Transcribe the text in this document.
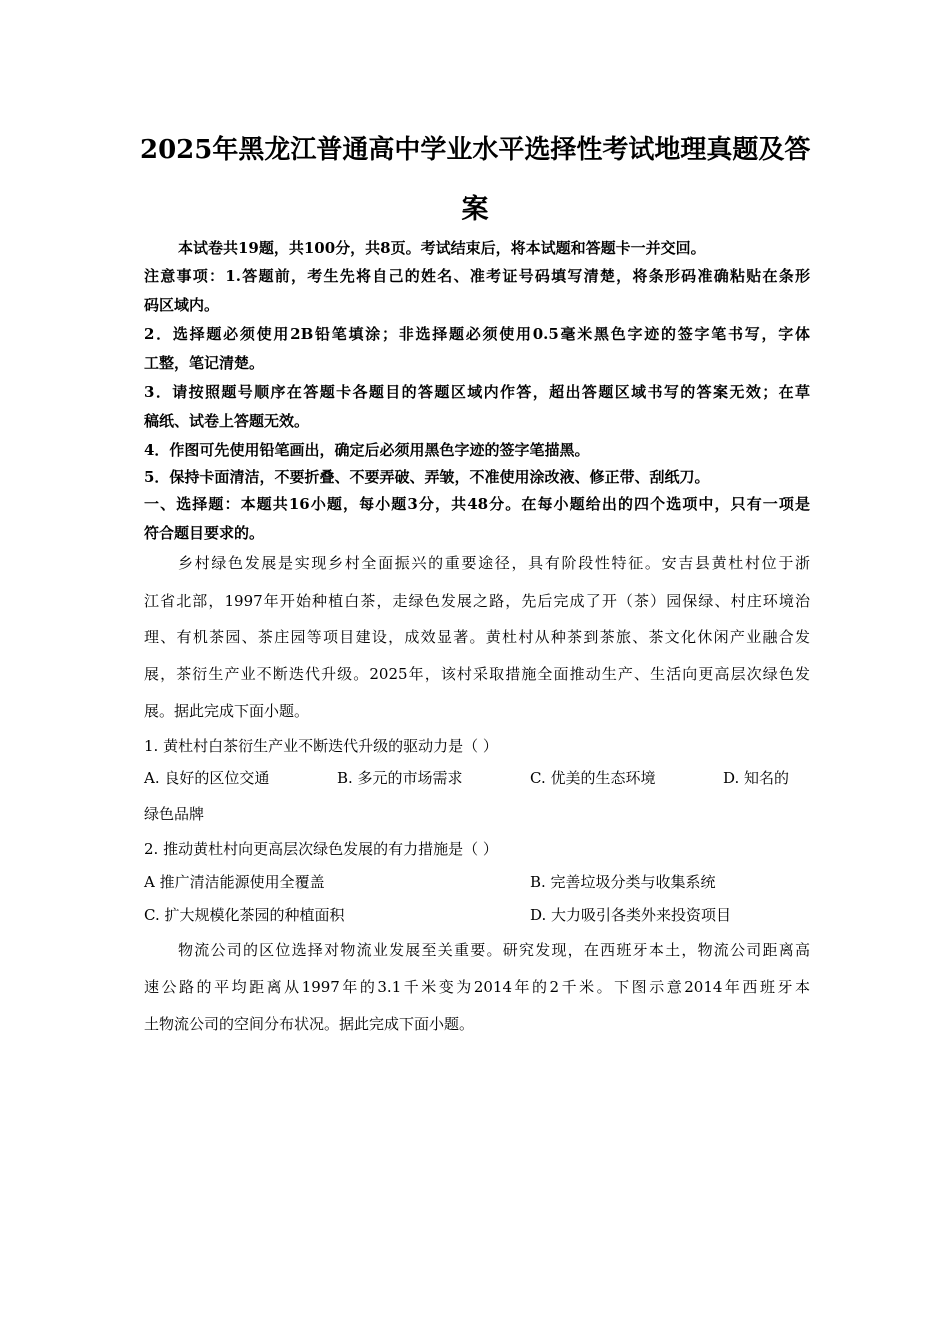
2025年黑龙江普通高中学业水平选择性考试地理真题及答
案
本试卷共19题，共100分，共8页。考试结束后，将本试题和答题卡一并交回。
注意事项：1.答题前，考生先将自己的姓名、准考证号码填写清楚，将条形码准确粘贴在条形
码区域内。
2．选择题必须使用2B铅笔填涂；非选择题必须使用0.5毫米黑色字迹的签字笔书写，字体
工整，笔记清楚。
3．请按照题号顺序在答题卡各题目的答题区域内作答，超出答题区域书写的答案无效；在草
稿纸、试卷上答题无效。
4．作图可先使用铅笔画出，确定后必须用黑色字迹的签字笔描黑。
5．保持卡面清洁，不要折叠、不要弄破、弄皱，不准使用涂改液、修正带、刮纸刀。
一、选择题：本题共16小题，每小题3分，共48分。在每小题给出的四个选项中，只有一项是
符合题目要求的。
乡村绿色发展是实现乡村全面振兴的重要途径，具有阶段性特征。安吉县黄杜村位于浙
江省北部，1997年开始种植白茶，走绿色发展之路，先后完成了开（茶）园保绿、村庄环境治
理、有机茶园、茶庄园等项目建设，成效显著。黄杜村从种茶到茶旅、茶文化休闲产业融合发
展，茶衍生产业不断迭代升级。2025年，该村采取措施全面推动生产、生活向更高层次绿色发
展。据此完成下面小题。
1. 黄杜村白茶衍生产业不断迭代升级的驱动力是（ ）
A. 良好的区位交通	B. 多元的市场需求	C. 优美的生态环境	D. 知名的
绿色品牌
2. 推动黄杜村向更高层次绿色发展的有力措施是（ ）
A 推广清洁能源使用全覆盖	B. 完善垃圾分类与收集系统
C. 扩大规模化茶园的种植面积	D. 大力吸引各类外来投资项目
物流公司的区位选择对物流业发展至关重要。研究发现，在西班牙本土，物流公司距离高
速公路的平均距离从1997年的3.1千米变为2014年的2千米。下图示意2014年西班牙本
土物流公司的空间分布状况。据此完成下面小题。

PROMPT:
Without including the pictures, return each record above exactly as it stands.

EXPECTED ANSWER:
Transcribe the text in this document.
2025年黑龙江普通高中学业水平选择性考试地理真题及答
案
本试卷共19题，共100分，共8页。考试结束后，将本试题和答题卡一并交回。
注意事项：1.答题前，考生先将自己的姓名、准考证号码填写清楚，将条形码准确粘贴在条形
码区域内。
2．选择题必须使用2B铅笔填涂；非选择题必须使用0.5毫米黑色字迹的签字笔书写，字体
工整，笔记清楚。
3．请按照题号顺序在答题卡各题目的答题区域内作答，超出答题区域书写的答案无效；在草
稿纸、试卷上答题无效。
4．作图可先使用铅笔画出，确定后必须用黑色字迹的签字笔描黑。
5．保持卡面清洁，不要折叠、不要弄破、弄皱，不准使用涂改液、修正带、刮纸刀。
一、选择题：本题共16小题，每小题3分，共48分。在每小题给出的四个选项中，只有一项是
符合题目要求的。
乡村绿色发展是实现乡村全面振兴的重要途径，具有阶段性特征。安吉县黄杜村位于浙
江省北部，1997年开始种植白茶，走绿色发展之路，先后完成了开（茶）园保绿、村庄环境治
理、有机茶园、茶庄园等项目建设，成效显著。黄杜村从种茶到茶旅、茶文化休闲产业融合发
展，茶衍生产业不断迭代升级。2025年，该村采取措施全面推动生产、生活向更高层次绿色发
展。据此完成下面小题。
1. 黄杜村白茶衍生产业不断迭代升级的驱动力是（ ）
A. 良好的区位交通	B. 多元的市场需求	C. 优美的生态环境	D. 知名的
绿色品牌
2. 推动黄杜村向更高层次绿色发展的有力措施是（ ）
A 推广清洁能源使用全覆盖	B. 完善垃圾分类与收集系统
C. 扩大规模化茶园的种植面积	D. 大力吸引各类外来投资项目
物流公司的区位选择对物流业发展至关重要。研究发现，在西班牙本土，物流公司距离高
速公路的平均距离从1997年的3.1千米变为2014年的2千米。下图示意2014年西班牙本
土物流公司的空间分布状况。据此完成下面小题。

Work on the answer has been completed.